* **PROBLEM DESCRIPTION**
For every line in the data below that contains "settings", copy the line.

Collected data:
================
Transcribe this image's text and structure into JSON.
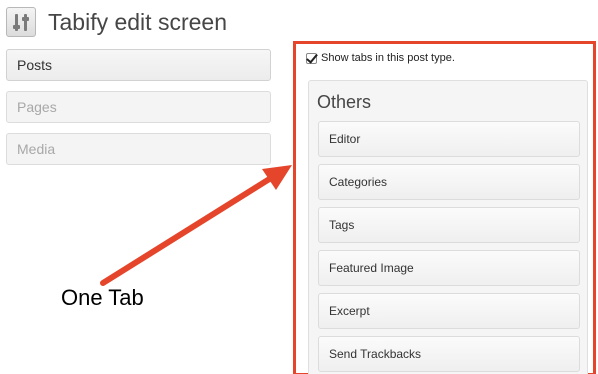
{
  "header": {
    "title": "Tabify edit screen",
    "icon": "settings-sliders-icon"
  },
  "post_types": [
    {
      "label": "Posts",
      "state": "active"
    },
    {
      "label": "Pages",
      "state": "inactive"
    },
    {
      "label": "Media",
      "state": "inactive"
    }
  ],
  "annotation": {
    "label": "One Tab",
    "color": "#e5452b"
  },
  "settings": {
    "show_tabs_label": "Show tabs in this post type.",
    "show_tabs_checked": true,
    "tab": {
      "title": "Others",
      "items": [
        {
          "label": "Editor"
        },
        {
          "label": "Categories"
        },
        {
          "label": "Tags"
        },
        {
          "label": "Featured Image"
        },
        {
          "label": "Excerpt"
        },
        {
          "label": "Send Trackbacks"
        }
      ]
    }
  }
}
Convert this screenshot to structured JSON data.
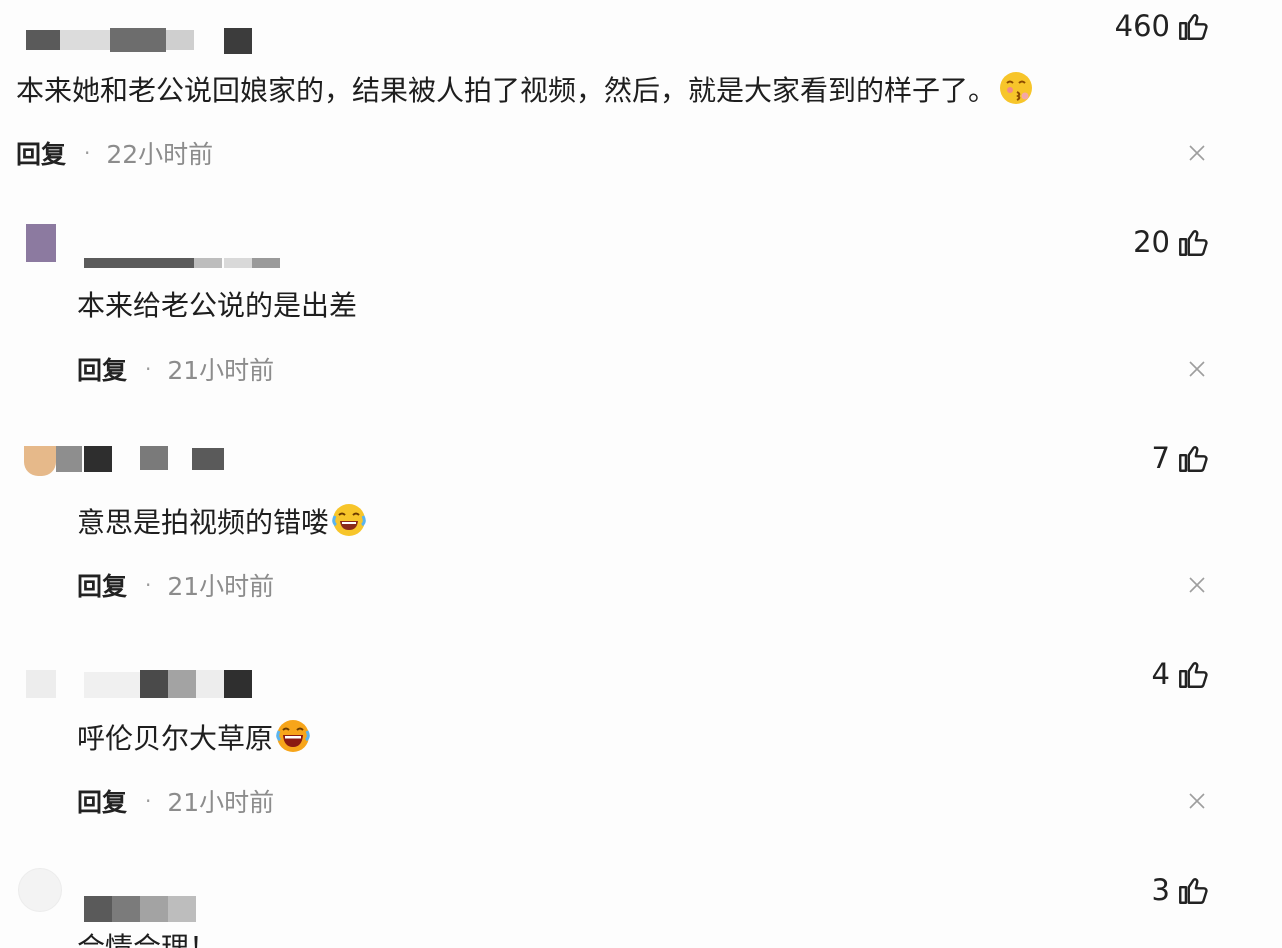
================
* **EXERCISE ANSWER**
    "icon": "settings-sliders-icon"
  "settings": {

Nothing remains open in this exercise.